→ **Brief**: Determine how many lines contain the string "scale", then reply with that figure only.

----- Data extract

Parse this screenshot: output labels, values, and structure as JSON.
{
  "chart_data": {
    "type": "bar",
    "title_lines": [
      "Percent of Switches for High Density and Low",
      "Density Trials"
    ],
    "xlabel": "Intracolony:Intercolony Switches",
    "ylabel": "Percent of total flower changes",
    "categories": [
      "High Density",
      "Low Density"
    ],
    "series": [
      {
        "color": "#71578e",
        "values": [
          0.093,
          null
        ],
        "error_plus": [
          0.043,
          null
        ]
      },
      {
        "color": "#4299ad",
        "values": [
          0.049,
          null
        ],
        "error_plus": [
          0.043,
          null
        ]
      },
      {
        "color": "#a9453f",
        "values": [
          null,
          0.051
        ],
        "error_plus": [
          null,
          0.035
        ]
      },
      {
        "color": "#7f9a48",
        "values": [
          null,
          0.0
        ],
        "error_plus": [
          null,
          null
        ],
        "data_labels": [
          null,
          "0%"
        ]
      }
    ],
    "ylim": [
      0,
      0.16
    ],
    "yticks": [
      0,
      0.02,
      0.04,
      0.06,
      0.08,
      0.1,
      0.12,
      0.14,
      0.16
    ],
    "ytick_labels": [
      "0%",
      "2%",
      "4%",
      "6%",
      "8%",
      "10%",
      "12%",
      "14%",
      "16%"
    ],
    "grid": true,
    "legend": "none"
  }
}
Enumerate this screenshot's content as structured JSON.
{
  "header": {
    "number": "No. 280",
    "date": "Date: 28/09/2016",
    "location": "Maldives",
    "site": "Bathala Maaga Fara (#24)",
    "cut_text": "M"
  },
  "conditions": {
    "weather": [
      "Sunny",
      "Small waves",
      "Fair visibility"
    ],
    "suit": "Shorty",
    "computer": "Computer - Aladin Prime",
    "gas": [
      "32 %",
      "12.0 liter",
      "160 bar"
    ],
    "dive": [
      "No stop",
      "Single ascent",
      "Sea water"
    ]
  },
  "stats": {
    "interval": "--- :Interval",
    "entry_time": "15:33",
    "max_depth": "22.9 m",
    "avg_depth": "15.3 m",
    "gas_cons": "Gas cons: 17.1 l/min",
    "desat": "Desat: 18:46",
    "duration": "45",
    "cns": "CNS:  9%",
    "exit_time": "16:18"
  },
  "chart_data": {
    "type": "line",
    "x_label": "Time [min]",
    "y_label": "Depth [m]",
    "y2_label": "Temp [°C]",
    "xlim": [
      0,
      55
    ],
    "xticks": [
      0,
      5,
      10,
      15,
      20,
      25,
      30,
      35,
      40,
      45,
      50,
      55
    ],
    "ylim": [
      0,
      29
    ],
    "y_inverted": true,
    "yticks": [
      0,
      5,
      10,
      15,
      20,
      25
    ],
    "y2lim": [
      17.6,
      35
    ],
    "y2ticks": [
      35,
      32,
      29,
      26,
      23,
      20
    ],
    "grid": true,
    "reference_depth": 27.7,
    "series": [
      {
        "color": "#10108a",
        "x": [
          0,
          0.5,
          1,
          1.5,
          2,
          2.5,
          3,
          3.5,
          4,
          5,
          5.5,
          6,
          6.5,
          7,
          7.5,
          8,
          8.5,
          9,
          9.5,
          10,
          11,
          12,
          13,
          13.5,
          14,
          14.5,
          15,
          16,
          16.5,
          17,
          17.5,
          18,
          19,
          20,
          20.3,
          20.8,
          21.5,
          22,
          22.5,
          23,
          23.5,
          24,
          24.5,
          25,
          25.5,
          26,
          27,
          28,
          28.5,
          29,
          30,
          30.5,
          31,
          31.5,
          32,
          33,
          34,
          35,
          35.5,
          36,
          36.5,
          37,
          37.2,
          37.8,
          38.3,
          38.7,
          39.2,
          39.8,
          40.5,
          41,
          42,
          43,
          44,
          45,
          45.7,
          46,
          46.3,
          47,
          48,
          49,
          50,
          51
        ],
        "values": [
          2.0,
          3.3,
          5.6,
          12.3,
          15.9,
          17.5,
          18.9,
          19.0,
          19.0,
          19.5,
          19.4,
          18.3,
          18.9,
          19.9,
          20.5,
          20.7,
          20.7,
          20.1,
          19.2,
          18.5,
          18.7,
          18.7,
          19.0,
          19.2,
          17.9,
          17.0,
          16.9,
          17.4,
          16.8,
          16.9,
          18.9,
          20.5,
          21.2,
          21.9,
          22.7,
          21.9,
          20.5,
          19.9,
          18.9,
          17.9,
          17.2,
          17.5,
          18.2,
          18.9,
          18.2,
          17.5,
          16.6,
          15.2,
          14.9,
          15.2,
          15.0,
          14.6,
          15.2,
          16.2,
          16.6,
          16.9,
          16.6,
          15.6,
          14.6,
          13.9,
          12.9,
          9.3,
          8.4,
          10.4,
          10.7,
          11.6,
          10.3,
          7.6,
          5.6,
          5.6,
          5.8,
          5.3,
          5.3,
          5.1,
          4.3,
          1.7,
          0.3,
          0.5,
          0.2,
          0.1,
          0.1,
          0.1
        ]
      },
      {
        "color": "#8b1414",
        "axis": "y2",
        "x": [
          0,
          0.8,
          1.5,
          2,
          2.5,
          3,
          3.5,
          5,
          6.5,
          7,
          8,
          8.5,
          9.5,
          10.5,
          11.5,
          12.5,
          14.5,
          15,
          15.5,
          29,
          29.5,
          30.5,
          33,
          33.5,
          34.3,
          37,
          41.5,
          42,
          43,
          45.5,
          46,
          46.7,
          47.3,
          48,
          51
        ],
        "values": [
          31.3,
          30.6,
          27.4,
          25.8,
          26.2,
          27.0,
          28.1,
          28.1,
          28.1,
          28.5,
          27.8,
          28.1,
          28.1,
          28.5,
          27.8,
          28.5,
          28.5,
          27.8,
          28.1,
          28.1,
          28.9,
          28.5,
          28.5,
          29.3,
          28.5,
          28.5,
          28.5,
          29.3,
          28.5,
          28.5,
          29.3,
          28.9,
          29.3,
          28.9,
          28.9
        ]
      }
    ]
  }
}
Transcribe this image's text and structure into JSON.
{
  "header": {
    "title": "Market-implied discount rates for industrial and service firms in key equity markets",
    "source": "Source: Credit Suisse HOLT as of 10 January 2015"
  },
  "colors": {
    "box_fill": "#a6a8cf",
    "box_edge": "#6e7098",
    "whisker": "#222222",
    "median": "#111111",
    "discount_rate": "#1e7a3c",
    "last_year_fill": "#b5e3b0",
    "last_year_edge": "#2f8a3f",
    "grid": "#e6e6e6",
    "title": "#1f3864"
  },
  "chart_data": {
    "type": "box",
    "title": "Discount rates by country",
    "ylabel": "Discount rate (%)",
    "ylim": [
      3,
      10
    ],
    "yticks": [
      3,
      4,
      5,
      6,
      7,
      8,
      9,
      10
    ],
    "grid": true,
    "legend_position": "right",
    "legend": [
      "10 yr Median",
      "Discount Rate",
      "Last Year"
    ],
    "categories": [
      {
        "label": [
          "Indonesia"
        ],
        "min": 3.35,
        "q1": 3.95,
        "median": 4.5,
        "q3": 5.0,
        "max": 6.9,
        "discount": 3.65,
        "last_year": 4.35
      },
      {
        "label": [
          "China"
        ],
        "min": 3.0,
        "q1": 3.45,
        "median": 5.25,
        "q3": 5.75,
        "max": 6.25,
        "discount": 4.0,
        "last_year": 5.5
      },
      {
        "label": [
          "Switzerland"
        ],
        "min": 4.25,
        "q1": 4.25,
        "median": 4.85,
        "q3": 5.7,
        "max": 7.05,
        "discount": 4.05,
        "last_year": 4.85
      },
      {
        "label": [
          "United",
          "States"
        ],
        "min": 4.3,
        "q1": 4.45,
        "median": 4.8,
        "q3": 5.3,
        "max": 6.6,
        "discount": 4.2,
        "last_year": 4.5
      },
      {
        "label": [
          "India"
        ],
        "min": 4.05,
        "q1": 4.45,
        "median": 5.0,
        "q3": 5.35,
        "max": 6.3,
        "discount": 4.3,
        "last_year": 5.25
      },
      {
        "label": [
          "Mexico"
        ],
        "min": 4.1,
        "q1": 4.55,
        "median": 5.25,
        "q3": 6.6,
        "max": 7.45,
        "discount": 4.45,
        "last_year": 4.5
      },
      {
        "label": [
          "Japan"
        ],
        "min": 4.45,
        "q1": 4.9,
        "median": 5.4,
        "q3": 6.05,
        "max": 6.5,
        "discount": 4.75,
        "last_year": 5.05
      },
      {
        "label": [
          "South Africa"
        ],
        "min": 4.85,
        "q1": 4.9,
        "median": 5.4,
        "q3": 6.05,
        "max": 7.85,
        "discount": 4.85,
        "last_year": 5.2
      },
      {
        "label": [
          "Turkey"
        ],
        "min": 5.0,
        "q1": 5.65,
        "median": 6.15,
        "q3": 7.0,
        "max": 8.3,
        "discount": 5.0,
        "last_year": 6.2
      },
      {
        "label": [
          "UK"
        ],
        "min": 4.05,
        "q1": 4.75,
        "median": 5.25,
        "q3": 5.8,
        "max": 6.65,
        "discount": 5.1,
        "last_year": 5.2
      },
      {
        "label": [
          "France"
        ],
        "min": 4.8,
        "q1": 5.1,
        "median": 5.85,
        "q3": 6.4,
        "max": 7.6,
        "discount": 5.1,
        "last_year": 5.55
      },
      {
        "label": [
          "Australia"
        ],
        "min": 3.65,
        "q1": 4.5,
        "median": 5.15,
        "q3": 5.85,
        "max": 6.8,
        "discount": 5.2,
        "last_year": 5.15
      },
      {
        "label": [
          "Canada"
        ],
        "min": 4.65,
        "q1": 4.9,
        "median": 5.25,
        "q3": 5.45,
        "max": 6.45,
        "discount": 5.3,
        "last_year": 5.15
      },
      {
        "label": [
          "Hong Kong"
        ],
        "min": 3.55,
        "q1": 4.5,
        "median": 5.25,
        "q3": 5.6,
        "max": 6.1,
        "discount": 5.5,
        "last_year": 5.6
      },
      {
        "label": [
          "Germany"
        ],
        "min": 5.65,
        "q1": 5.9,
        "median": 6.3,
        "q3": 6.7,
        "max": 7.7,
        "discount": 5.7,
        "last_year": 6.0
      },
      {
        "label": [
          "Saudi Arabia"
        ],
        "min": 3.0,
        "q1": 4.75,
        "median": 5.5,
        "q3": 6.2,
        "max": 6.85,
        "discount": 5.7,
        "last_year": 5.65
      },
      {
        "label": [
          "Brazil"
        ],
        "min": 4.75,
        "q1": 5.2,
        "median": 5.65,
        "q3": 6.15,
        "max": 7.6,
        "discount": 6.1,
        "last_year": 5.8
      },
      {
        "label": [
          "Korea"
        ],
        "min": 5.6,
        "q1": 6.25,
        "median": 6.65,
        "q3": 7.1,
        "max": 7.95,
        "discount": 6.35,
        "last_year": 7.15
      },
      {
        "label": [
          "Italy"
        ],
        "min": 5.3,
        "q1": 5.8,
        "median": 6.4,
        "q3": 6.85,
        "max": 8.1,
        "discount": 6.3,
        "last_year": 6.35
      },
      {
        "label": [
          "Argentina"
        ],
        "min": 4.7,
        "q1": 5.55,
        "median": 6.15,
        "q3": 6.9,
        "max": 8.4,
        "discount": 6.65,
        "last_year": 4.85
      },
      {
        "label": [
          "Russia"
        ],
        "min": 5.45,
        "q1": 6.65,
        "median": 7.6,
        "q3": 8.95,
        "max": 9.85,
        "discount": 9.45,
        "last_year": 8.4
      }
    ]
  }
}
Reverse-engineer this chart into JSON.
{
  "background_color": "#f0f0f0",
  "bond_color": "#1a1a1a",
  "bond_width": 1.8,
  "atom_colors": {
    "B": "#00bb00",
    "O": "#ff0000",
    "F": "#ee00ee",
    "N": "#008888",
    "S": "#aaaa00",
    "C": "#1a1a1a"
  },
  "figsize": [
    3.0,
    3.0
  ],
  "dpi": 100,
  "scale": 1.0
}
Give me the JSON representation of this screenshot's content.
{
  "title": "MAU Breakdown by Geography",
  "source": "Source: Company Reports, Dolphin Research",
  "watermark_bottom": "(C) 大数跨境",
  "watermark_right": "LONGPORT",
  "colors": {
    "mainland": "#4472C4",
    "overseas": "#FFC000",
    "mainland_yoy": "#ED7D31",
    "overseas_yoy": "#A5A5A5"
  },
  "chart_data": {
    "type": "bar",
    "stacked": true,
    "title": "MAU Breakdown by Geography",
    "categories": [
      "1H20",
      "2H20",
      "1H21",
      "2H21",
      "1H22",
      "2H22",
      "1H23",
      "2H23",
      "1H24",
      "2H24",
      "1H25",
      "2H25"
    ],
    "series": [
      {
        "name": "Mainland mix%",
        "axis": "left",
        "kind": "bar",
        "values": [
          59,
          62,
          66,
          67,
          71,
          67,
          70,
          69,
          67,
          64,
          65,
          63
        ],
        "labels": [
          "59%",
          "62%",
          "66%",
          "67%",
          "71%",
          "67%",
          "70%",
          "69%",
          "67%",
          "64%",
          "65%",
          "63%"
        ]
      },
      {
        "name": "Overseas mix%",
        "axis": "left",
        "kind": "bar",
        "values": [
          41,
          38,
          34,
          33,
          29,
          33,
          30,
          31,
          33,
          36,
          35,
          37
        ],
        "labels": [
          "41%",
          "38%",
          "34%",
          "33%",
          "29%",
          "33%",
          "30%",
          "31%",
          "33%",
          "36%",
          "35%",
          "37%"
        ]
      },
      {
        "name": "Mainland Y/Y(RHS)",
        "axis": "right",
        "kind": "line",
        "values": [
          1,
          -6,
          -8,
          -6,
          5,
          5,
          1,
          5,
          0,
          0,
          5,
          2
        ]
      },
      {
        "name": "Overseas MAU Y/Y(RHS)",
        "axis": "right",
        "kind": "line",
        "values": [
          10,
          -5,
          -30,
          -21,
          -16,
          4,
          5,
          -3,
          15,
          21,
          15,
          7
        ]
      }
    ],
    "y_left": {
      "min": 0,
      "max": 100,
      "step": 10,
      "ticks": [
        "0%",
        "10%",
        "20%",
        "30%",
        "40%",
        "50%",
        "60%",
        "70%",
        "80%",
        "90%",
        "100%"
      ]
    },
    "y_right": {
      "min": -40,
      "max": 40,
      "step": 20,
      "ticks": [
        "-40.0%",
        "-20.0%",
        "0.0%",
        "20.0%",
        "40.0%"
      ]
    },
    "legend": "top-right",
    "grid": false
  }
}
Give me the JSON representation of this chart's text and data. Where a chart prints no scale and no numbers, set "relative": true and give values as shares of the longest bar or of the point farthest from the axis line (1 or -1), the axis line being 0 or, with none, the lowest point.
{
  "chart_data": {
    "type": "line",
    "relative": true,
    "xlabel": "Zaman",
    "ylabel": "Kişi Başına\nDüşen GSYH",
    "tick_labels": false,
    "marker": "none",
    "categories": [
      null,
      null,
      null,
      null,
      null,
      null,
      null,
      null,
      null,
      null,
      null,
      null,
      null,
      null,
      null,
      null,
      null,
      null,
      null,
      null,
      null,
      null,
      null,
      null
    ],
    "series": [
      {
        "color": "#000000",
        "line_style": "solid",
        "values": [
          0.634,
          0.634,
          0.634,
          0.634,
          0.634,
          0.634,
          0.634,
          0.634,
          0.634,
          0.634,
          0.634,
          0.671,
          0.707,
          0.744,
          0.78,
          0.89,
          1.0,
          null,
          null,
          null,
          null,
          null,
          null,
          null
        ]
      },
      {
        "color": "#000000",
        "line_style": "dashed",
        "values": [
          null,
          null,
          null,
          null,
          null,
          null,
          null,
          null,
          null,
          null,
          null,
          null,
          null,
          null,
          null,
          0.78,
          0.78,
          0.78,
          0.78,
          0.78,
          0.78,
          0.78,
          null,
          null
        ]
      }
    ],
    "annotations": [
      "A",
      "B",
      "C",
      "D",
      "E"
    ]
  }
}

----------

→ **The output**: 2